* _Zitierter Text_
Ohne das Hintergrundbild ist es überhaupt kein Problem, die Größe zu verstellen. 
Ich habe es auch schon mit einem ImageButton versucht, aber der hat mir setWidth/setHeight nicht einmal angeboten.

Morgen schaue ich mal wie das ganze mit ImageView aussieht, aber ich kann mir eigentlich nicht vorstellen, dass das der richtige Weg ist oder? Ich meine, warum sollte ich - falls überhaupt möglich -  das Ganze per ImageView realisieren, wenn es (Images)Buttons gibt? 

Ich finde zwar zahlreiche Themen im Internet dazu, aber meistens haben die Ersteller xml-Code. Hatte jemand vielleicht von euch schon das Problem? Ich wäre um jeden Rat sehr dankbar... 

Gudde Nacht


----------



## dzim (21. Mai 2014)

Ich mache eigentlich auch nichts mehr direkt per Code. Und wenn, dann lege ich mir kleinere Layouts an, die ich per Inflater lade. Ich versuche eigentlich immer, alles per XML zu erledigen.

Ich verstehe das Problem tatsächlich noch nicht ganz, habe bei mir aber auch herunterskalierte ImageViews für einen aktuellen kleineren Auftrag. Dort mache ich es so:
[XML]
            <ImageView
                android:id="@+id/fragment_info_smiley"
                android:layout_width="150dp"
                android:layout_height="150dp"
                android:layout_gravity="center_vertical"
                android:contentDescription="@string/fragment_info_smileyContentDescr"
                android:scaleType="fitCenter"
                android:src="@drawable/empty" />
[/XML]

Ich habe jetzt hier schon die Grösse quas fix vorgegeben. Das ist für mich ok, weil ich gezielt für ein Gerät entwickle, du aber müsstest hier vermutlich (im Code) an den LayoutParams noch schrauben. Wichtig ist noch das Attribut scaleType, sonst wird dein Bild vielleicht noch abgeschnitten oder so.


----------



## kuzdu (21. Mai 2014)

Hey,

danke für die schnelle Antwort. Ich bin leider noch nicht dazu gekommen, aber werde mal nach Inflater googlen. Ich werde mal versuchen deinen XML-Code per Java zu erstellen.

* _Anforderungen_
**1.** Beantworte diese Fragen zur Forumsdiskussion:
(a) Welche Methoden bot der ImageButton dem Fragesteller nicht an?
(b) Welche Breite und Höhe legt dzim für seine ImageView im XML fest?
(c) Wonach will kuzdu googeln?
**2.** Führe die Forumsdiskussion nach dem Satz „Ich werde mal versuchen deinen XML-Code per Java zu erstellen.“ weiter.
Die Zeilen der Datenauszüge sind eigenständiges Material und gehören nicht zur Forumsdiskussion.

* _Datenauszüge_
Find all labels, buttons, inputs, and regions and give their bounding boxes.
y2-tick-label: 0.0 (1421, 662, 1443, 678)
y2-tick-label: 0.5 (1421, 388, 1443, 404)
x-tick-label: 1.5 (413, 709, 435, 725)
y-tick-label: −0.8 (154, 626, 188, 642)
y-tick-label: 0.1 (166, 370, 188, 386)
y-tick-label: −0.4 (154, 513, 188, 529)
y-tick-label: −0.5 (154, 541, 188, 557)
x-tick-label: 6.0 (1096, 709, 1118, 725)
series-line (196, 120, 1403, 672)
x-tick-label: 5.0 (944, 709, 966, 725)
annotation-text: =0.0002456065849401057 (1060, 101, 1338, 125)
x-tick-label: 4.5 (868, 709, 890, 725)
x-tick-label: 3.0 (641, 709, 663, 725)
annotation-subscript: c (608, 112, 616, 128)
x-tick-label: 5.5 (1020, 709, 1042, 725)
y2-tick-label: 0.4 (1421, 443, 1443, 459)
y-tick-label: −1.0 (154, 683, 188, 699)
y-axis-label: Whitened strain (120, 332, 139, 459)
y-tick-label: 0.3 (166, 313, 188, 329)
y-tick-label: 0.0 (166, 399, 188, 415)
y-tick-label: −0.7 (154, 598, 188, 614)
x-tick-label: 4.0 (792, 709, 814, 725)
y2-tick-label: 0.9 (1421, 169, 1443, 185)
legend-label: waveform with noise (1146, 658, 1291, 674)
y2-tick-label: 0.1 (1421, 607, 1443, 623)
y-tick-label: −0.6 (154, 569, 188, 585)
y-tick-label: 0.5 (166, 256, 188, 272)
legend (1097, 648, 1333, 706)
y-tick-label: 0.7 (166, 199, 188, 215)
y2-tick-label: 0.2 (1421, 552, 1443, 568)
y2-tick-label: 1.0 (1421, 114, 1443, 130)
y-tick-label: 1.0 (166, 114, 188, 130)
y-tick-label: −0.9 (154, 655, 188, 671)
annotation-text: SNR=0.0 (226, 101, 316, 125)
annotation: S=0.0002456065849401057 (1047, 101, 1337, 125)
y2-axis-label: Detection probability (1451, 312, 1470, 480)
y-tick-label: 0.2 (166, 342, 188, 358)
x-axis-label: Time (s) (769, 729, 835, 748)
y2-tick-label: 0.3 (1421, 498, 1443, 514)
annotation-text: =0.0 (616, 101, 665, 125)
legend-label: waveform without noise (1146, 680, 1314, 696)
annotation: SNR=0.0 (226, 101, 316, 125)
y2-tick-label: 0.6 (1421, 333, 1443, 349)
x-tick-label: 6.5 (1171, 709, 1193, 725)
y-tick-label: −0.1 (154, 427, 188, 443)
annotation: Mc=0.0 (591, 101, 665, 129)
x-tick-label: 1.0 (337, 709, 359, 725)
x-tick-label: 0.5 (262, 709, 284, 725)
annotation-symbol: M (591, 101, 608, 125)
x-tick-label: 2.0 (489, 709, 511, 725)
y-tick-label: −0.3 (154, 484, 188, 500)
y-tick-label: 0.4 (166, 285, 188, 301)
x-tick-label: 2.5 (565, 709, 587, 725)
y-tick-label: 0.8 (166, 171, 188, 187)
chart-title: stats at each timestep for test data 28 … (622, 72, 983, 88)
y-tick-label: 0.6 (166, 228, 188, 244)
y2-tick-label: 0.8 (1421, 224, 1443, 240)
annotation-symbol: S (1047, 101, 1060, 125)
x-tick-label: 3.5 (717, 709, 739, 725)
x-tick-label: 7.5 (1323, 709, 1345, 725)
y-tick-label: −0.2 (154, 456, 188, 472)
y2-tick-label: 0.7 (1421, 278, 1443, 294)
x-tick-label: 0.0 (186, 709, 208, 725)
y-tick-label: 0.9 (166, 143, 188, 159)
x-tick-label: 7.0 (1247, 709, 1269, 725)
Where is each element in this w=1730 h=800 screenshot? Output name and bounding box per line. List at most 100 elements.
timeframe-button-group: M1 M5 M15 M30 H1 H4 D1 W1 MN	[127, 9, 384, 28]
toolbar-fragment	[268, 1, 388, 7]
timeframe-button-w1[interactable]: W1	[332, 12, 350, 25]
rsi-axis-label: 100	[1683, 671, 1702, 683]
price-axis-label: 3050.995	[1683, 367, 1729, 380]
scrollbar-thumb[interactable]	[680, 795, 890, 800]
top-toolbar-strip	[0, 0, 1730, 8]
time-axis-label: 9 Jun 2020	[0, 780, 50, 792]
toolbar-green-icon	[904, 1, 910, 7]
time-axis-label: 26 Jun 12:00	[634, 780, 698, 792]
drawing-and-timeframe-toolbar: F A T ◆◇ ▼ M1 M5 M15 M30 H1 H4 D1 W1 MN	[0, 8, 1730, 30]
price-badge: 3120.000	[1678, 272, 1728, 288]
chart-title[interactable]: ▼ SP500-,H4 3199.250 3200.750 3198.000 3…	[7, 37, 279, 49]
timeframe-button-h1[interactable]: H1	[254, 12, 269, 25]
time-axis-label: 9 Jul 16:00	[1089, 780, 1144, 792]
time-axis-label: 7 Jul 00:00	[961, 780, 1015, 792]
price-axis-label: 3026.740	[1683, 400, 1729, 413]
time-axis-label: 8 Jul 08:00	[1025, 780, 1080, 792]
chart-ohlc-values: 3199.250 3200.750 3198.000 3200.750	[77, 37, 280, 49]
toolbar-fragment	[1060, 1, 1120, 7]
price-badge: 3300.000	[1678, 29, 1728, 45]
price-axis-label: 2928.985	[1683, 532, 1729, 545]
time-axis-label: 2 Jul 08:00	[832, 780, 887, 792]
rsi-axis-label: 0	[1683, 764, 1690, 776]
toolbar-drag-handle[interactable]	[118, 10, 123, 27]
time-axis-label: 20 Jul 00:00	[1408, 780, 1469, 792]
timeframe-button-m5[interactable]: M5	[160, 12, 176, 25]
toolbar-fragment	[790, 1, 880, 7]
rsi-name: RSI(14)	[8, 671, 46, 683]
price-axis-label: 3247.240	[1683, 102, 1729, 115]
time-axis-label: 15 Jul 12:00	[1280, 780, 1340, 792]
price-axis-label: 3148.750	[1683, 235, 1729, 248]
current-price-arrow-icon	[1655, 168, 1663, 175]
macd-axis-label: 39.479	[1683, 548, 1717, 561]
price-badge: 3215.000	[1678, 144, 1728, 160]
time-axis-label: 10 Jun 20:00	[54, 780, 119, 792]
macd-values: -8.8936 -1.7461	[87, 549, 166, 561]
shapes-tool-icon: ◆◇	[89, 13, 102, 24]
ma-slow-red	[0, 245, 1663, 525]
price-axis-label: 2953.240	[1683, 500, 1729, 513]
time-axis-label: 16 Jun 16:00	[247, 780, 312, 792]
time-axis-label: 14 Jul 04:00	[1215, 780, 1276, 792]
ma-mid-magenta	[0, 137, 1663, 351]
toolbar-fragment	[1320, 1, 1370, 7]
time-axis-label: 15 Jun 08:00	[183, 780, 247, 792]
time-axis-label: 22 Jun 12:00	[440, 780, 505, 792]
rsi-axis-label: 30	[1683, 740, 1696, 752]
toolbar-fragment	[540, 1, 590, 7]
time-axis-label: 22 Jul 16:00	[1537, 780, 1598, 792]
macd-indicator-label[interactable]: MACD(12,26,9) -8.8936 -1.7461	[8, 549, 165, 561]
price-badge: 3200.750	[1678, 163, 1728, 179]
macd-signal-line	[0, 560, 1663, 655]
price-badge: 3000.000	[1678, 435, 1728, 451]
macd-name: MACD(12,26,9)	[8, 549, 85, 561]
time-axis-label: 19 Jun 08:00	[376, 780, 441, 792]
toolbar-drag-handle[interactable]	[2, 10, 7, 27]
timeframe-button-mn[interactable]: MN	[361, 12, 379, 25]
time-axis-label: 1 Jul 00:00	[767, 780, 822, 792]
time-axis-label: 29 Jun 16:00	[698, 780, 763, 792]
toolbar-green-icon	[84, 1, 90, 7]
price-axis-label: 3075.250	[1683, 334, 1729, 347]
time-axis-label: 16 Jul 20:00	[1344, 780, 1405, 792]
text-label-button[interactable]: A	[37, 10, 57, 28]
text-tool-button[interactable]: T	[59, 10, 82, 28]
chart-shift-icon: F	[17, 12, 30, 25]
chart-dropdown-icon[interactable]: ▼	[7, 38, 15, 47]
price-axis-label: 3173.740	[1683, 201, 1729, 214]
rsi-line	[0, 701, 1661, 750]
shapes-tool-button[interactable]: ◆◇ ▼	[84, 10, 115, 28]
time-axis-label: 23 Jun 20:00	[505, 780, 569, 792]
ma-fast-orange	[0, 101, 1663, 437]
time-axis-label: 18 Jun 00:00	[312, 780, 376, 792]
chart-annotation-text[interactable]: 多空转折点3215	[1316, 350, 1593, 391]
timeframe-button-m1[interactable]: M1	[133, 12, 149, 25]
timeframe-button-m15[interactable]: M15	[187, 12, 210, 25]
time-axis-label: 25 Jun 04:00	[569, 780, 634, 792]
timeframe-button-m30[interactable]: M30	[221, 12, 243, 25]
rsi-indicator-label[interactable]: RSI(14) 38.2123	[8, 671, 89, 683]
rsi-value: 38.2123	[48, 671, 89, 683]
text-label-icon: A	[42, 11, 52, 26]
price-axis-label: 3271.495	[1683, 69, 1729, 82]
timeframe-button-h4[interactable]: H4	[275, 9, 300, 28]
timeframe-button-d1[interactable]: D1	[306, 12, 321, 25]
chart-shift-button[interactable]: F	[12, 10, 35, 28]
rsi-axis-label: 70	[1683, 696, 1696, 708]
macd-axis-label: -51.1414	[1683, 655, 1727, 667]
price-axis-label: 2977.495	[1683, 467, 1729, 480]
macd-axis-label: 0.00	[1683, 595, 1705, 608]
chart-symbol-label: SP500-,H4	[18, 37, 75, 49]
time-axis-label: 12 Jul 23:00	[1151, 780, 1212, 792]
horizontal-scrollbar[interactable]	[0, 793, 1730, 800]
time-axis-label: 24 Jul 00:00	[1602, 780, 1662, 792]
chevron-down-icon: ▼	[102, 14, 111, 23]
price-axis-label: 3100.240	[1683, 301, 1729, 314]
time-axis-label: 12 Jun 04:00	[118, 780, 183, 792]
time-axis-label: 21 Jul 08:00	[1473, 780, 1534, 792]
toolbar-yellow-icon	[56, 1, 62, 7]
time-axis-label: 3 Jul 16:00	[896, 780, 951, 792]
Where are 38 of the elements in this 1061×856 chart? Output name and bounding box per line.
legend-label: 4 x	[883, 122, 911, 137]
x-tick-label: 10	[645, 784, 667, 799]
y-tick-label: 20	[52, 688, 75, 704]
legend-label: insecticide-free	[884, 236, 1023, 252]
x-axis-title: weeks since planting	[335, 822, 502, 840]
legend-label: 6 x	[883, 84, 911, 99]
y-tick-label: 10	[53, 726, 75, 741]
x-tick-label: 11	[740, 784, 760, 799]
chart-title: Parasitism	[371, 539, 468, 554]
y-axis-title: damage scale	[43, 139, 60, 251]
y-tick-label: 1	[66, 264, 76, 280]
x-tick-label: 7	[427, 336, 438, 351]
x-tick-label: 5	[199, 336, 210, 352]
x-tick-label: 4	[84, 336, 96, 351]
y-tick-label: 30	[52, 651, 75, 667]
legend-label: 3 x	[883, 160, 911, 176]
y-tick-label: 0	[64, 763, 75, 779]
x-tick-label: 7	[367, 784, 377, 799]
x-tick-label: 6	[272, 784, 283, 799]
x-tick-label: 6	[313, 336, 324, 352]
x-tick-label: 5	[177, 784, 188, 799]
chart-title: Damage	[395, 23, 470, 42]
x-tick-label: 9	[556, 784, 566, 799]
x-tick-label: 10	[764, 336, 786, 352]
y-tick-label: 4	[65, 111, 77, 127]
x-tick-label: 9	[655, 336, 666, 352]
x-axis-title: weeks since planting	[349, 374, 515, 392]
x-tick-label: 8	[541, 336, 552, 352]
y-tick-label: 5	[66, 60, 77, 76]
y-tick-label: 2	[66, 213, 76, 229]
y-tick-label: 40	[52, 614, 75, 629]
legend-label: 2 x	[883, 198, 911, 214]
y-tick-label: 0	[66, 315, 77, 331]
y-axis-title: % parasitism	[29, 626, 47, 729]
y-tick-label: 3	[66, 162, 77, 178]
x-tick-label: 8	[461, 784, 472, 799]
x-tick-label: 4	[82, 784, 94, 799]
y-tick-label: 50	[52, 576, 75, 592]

* _Lösungen_
**1.**
(a) setWidth/setHeight
(b) Jeweils 150dp
(c) Nach Inflater

**2.**
Um das Problem noch mal genauer zu beschreiben: 
Die Situation ist, dass ich x Kategorien habe und jede Kategorie wird über einen Button angesprochen. Das x wird stetig mit der Zeit wachsen, da die App mit Kategorien inhaltlich immer erweitert wird. Deshalb fragt die App bei jedem Start eine Onlinedatenbank an, ob Kategorien dazugekommen sind. Wenn ja, werden diese auf dem Handy in eine SQLite-Datenbank geschrieben. 
Aus dieser Datenbank werden dann x Buttons erzeugt. 

Beim XML-Layout müsste ich immer einen Button per Hand einfügen und zusätzlich müsste der Benutzer jedes Mal seine App updaten. 
Das ist der Grund, warum ich den Code per Java deklariere und nicht per XML. Ansonsten bevorzuge ich auch das XML.

Ich hoffe, das Problem ist klarer geworden? 

---
Allgemein gefragt (habe danach jetzt noch nicht gegoogelt): Wie realisiert/organisiert man das Layout, dass es auf allen Geräten möglichst gleich aussieht. Vielleicht hat jmd. ja schon im Vorfeld einen guten Tipp.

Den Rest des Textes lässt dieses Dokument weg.